Überprüfen Sie die Architektur. Z.B. das die Output-Shape korrekt ist. Wir möchten pro Klasse eine eigene Maske erstellen.

In [None]:
from torchvision import transforms

transf = transforms.Compose([
    transforms.ToTensor(),
    transforms.CenterCrop((200, 300)),
    transforms.Normalize((0.5, 0.5, 0.5), (0.5, 0.5, 0.5)),
    transforms.ConvertImageDtype(torch.float),
])

transf_labels = transforms.Compose([
    transforms.CenterCrop((200, 300))
])

ds = StanfordBackgroundDataset(root_path, transform=transf)

example_image, example_masks, example_labels = ds[0]

# Create / instantiate your model and process an example image with it

# YOUR CODE HERE
raise NotImplementedError()

### Model-Training und Metriken

Nun werden wir das Modell trainieren und den Fortschritt monitoren.

In [None]:
from torchvision import transforms

batch_size=4

transf = transforms.Compose([
    transforms.ToTensor(),
    transforms.CenterCrop((200, 300)),
    transforms.Normalize((0.5, 0.5, 0.5), (0.5, 0.5, 0.5)),
    transforms.ConvertImageDtype(torch.float),
])

transf_labels = transforms.Compose([
    transforms.CenterCrop((200, 300))
])

ds = StanfordBackgroundDataset(root_path, transform=transf, transform_labels=transf_labels)

ds_loader = torch.utils.data.DataLoader(ds, batch_size=batch_size, shuffle=True, num_workers=1)


Ergänzen Sie den Trainings-Loop wo nötig.

In [None]:
import torch.optim as optim

torch.manual_seed(123)

# Parameters
num_epochs = 8

# create model
# YOUR CODE HERE
raise NotImplementedError()

# Create Loss-Function and Optimizer
# YOUR CODE HERE
raise NotImplementedError()

pbar = tqdm(total=num_epochs * len(ds_loader))

EINTRÄGE ZUR ÜBUNG:
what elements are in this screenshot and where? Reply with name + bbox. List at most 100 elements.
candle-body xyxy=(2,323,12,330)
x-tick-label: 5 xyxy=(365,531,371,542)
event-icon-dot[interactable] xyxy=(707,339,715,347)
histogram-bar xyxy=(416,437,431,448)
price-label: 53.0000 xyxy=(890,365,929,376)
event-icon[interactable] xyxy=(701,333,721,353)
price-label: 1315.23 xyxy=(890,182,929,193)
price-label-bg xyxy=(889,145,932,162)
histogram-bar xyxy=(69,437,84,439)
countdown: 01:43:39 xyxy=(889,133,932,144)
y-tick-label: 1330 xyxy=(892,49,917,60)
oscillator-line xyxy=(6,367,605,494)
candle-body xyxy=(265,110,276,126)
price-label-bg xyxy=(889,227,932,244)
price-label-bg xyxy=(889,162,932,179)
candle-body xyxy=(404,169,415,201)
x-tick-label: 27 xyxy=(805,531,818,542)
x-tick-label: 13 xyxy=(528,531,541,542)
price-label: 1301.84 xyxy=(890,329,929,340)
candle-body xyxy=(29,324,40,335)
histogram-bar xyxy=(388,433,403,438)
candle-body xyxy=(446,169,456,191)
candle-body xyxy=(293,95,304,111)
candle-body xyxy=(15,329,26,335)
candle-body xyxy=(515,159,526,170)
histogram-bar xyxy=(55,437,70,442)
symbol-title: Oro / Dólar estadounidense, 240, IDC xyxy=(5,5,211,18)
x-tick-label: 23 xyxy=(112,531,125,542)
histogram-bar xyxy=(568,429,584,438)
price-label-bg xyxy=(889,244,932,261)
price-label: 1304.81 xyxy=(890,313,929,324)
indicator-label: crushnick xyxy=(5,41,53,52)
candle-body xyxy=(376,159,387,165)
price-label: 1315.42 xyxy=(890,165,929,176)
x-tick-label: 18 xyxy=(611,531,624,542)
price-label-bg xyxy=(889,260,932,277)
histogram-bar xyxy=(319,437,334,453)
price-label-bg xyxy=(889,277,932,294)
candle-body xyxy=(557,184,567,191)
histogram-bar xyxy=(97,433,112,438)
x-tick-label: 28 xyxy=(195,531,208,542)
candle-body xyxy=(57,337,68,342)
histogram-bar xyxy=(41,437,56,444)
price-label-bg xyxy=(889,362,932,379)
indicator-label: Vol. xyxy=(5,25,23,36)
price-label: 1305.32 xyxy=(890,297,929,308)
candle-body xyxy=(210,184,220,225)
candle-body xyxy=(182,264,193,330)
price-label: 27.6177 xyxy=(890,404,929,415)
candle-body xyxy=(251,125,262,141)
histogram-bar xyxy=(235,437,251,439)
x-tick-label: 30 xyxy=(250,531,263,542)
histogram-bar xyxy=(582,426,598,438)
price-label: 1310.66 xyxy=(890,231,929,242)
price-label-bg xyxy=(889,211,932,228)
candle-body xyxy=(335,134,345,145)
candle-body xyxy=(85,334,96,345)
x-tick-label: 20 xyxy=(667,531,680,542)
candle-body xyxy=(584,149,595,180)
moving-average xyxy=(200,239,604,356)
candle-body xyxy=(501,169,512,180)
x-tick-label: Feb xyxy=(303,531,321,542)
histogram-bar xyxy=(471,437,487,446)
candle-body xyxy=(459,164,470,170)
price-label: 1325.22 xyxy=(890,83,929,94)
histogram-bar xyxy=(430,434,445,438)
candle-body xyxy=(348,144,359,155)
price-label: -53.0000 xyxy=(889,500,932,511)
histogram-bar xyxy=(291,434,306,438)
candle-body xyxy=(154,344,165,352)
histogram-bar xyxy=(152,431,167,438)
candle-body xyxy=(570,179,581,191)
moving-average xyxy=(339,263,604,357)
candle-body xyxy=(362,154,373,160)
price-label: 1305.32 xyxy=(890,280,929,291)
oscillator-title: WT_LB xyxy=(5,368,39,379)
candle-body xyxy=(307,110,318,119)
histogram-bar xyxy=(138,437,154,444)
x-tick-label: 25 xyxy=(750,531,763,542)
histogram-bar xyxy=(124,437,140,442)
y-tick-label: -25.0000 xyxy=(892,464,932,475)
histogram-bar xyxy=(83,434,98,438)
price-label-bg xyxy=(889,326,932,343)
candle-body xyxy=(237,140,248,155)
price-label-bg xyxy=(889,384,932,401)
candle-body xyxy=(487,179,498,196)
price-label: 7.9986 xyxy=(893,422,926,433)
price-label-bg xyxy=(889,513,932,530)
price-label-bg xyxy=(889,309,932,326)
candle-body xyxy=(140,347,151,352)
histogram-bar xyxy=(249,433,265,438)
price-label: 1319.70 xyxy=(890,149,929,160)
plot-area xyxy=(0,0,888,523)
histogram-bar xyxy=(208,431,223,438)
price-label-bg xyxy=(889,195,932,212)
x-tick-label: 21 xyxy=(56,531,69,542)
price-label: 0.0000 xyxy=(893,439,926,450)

AUFGABEN:
**1.** Ersetze in den Einträgen, im Abschnitt vom Anfang der Einträge bis einschließlich der Zeile mit "histogram-bar xyxy=(41,437,56,444)", überall "candle-body" durch "candle-box". Gib diesen Abschnitt sonst unverändert wieder.
**2.** Führe den Fachtext zum Modelltraining mit dem Stanford-Background-Datensatz ab seinem Ende weiter.

ERGEBNISSE DER REIHE:
**1.**
what elements are in this screenshot and where? Reply with name + bbox. List at most 100 elements.
candle-box xyxy=(2,323,12,330)
x-tick-label: 5 xyxy=(365,531,371,542)
event-icon-dot[interactable] xyxy=(707,339,715,347)
histogram-bar xyxy=(416,437,431,448)
price-label: 53.0000 xyxy=(890,365,929,376)
event-icon[interactable] xyxy=(701,333,721,353)
price-label: 1315.23 xyxy=(890,182,929,193)
price-label-bg xyxy=(889,145,932,162)
histogram-bar xyxy=(69,437,84,439)
countdown: 01:43:39 xyxy=(889,133,932,144)
y-tick-label: 1330 xyxy=(892,49,917,60)
oscillator-line xyxy=(6,367,605,494)
candle-box xyxy=(265,110,276,126)
price-label-bg xyxy=(889,227,932,244)
price-label-bg xyxy=(889,162,932,179)
candle-box xyxy=(404,169,415,201)
x-tick-label: 27 xyxy=(805,531,818,542)
x-tick-label: 13 xyxy=(528,531,541,542)
price-label: 1301.84 xyxy=(890,329,929,340)
candle-box xyxy=(29,324,40,335)
histogram-bar xyxy=(388,433,403,438)
candle-box xyxy=(446,169,456,191)
candle-box xyxy=(293,95,304,111)
candle-box xyxy=(15,329,26,335)
candle-box xyxy=(515,159,526,170)
histogram-bar xyxy=(55,437,70,442)
symbol-title: Oro / Dólar estadounidense, 240, IDC xyxy=(5,5,211,18)
x-tick-label: 23 xyxy=(112,531,125,542)
histogram-bar xyxy=(568,429,584,438)
price-label-bg xyxy=(889,244,932,261)
price-label: 1304.81 xyxy=(890,313,929,324)
indicator-label: crushnick xyxy=(5,41,53,52)
candle-box xyxy=(376,159,387,165)
price-label: 1315.42 xyxy=(890,165,929,176)
x-tick-label: 18 xyxy=(611,531,624,542)
price-label-bg xyxy=(889,260,932,277)
histogram-bar xyxy=(319,437,334,453)
price-label-bg xyxy=(889,277,932,294)
candle-box xyxy=(557,184,567,191)
histogram-bar xyxy=(97,433,112,438)
x-tick-label: 28 xyxy=(195,531,208,542)
candle-box xyxy=(57,337,68,342)
histogram-bar xyxy=(41,437,56,444)

**2.**
step = 0
for epoch in range(0, num_epochs):
    running_loss = 0.0
    running_acc = 0.0
    for i, data in enumerate(ds_loader):
        
        images, label_masks, label_images = data
        
        # Forward-Pass
        # YOUR CODE HERE
        raise NotImplementedError()
        
        # Optimize
        # YOUR CODE HERE
        raise NotImplementedError()
        
        # Calculate Pixel-Accuracy
        # YOUR CODE HERE
        raise NotImplementedError()

        # print statistics
        running_loss += loss.item()
        running_acc += pixel_acc
        step += 1
        print_every = 10
        if (i % print_every) == (print_every - 1):
            desc = f'[{epoch + 1}, {i + 1:5d}] loss: {running_loss / print_every:.3f} acc: {running_acc / print_every:.3f}'
            _ = pbar.update(print_every)
            _ = pbar.set_description(desc)
            running_loss = 0.0
            running_acc = 0.0
pbar.close()

print('Finished Training')


Visualisieren Sie die Vorhersage auf einem Bild und vergleichen Sie mit der annotierten _Segmentation map_.

Sie können für die Visualisierung `torchshow` verwenden.

In [None]:
# YOUR CODE HERE
raise NotImplementedError()

## Upsampling

Hier schauen wir verschiedene Upsampling Techniken an.

In [None]:
to_upsample = torch.tensor(
    [[1, 2], [3, 4]]).unsqueeze(0).to(torch.float)

to_upsample_2 = torch.concat(
    [to_upsample, to_upsample], dim=2)

to_upsample_2 = torch.concat(
    [to_upsample_2, to_upsample_2], dim=1)

    
def display_arrays(arrays: list[np.ndarray], titles: list[str]):
    """ Display Arrays """
    num_arrays = len(arrays)
    kwargs = {'annot': True, 'cbar': False, 'vmin': 0, 'vmax': 10, 'xticklabels': False, 'yticklabels': False}
    fig, ax = plt.subplots(figsize=(3 * num_arrays, 3), ncols=num_arrays)
    
    # handle single and multi-array plots
    if num_arrays > 1:
        axes = ax.flatten()
    else:
        axes = [ax]
    
    for i, (array, title) in enumerate(zip(arrays, titles)):
        sns.heatmap(array, **kwargs, ax=axes[i]).set(
            title=f"{title} - Shape {array.shape}")

    plt.show()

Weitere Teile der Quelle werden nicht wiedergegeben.